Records
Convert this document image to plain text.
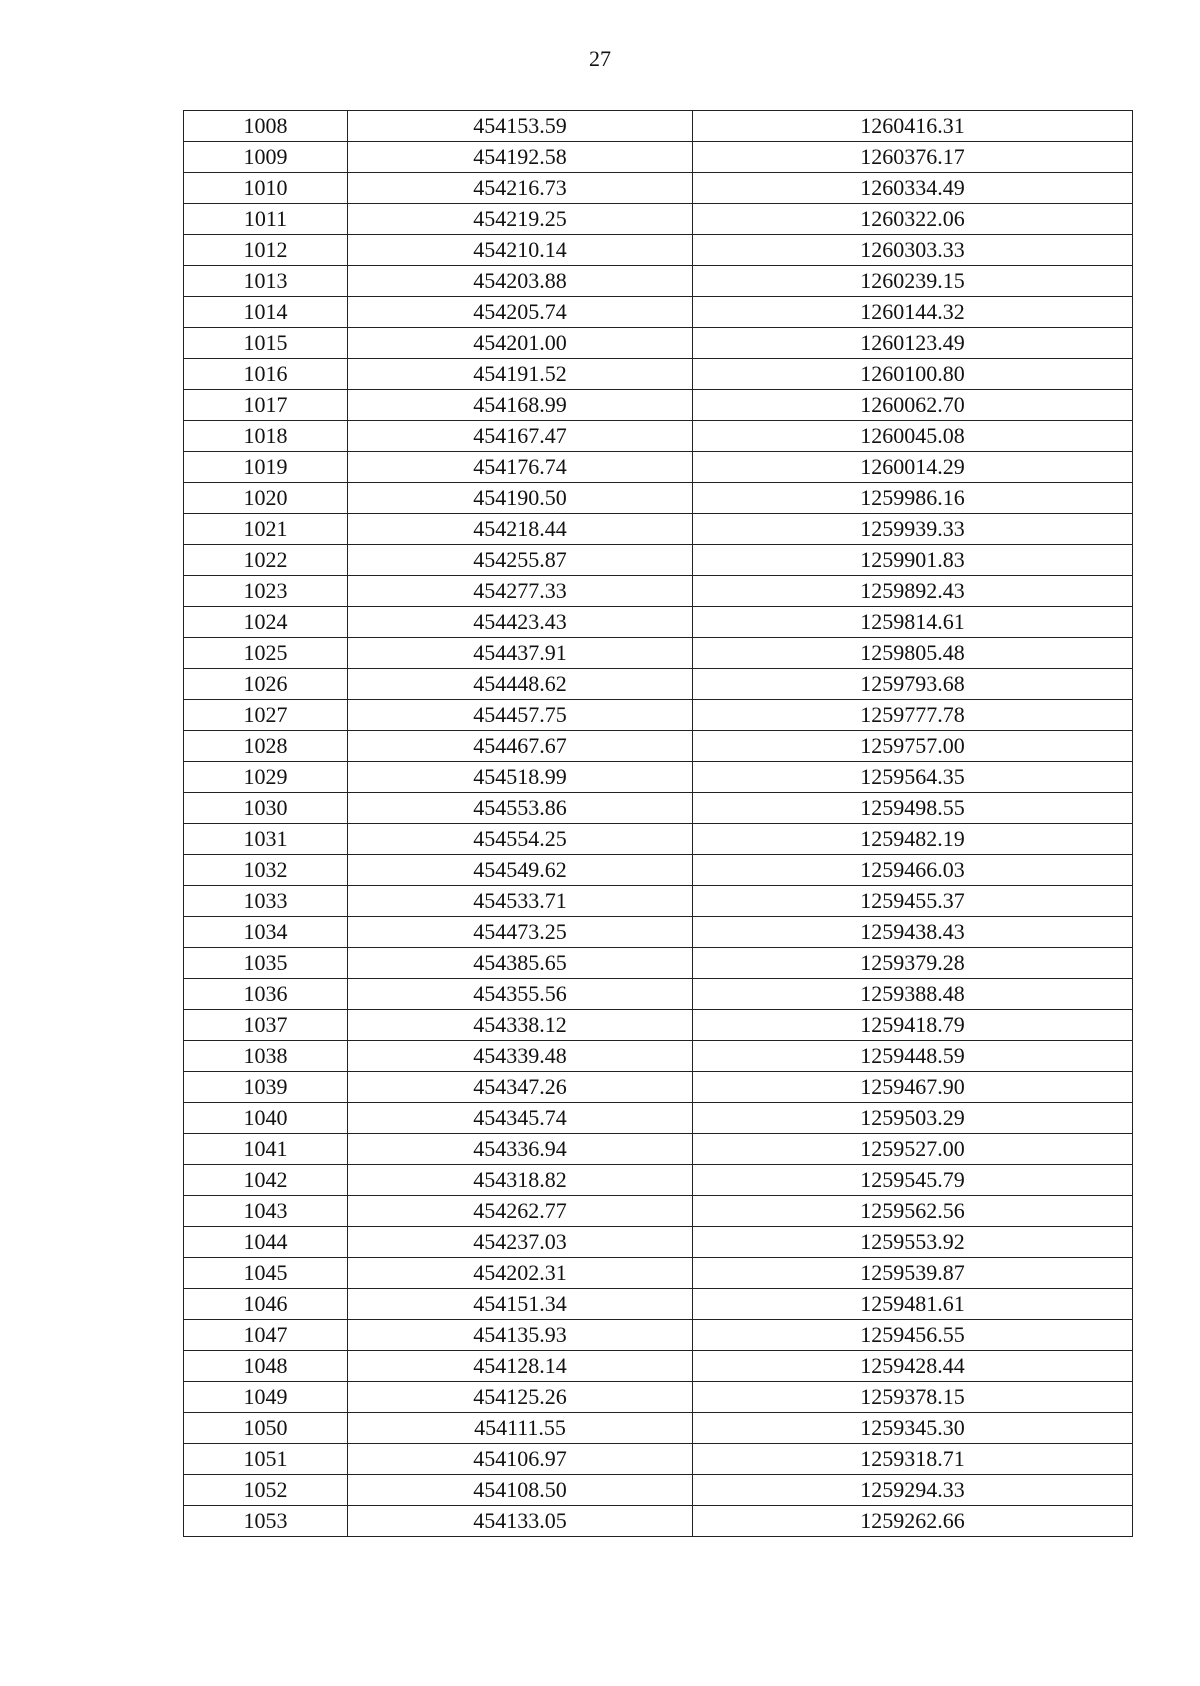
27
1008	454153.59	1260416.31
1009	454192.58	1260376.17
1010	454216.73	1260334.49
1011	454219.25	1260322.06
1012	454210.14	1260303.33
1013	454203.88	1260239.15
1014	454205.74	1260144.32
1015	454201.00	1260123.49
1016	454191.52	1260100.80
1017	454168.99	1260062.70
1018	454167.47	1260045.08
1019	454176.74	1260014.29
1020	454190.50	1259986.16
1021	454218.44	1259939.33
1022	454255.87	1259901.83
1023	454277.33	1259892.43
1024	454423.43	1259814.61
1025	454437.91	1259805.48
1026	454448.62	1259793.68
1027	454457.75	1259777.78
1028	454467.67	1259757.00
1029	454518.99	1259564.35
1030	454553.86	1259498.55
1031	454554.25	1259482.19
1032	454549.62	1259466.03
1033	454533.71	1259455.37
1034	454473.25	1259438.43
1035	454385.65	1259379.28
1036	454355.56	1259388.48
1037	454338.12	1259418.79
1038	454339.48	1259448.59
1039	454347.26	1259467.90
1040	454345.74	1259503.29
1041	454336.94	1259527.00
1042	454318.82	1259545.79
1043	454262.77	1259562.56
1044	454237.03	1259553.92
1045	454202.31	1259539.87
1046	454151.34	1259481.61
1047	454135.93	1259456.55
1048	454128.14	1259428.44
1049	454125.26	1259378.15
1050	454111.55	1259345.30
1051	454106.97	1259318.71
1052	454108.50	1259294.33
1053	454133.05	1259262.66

[Task requirements]
Go through the listing above and write it all out exactly, leaving out any picture.

[Reply]
Convert this document image to plain text.
27
1008	454153.59	1260416.31
1009	454192.58	1260376.17
1010	454216.73	1260334.49
1011	454219.25	1260322.06
1012	454210.14	1260303.33
1013	454203.88	1260239.15
1014	454205.74	1260144.32
1015	454201.00	1260123.49
1016	454191.52	1260100.80
1017	454168.99	1260062.70
1018	454167.47	1260045.08
1019	454176.74	1260014.29
1020	454190.50	1259986.16
1021	454218.44	1259939.33
1022	454255.87	1259901.83
1023	454277.33	1259892.43
1024	454423.43	1259814.61
1025	454437.91	1259805.48
1026	454448.62	1259793.68
1027	454457.75	1259777.78
1028	454467.67	1259757.00
1029	454518.99	1259564.35
1030	454553.86	1259498.55
1031	454554.25	1259482.19
1032	454549.62	1259466.03
1033	454533.71	1259455.37
1034	454473.25	1259438.43
1035	454385.65	1259379.28
1036	454355.56	1259388.48
1037	454338.12	1259418.79
1038	454339.48	1259448.59
1039	454347.26	1259467.90
1040	454345.74	1259503.29
1041	454336.94	1259527.00
1042	454318.82	1259545.79
1043	454262.77	1259562.56
1044	454237.03	1259553.92
1045	454202.31	1259539.87
1046	454151.34	1259481.61
1047	454135.93	1259456.55
1048	454128.14	1259428.44
1049	454125.26	1259378.15
1050	454111.55	1259345.30
1051	454106.97	1259318.71
1052	454108.50	1259294.33
1053	454133.05	1259262.66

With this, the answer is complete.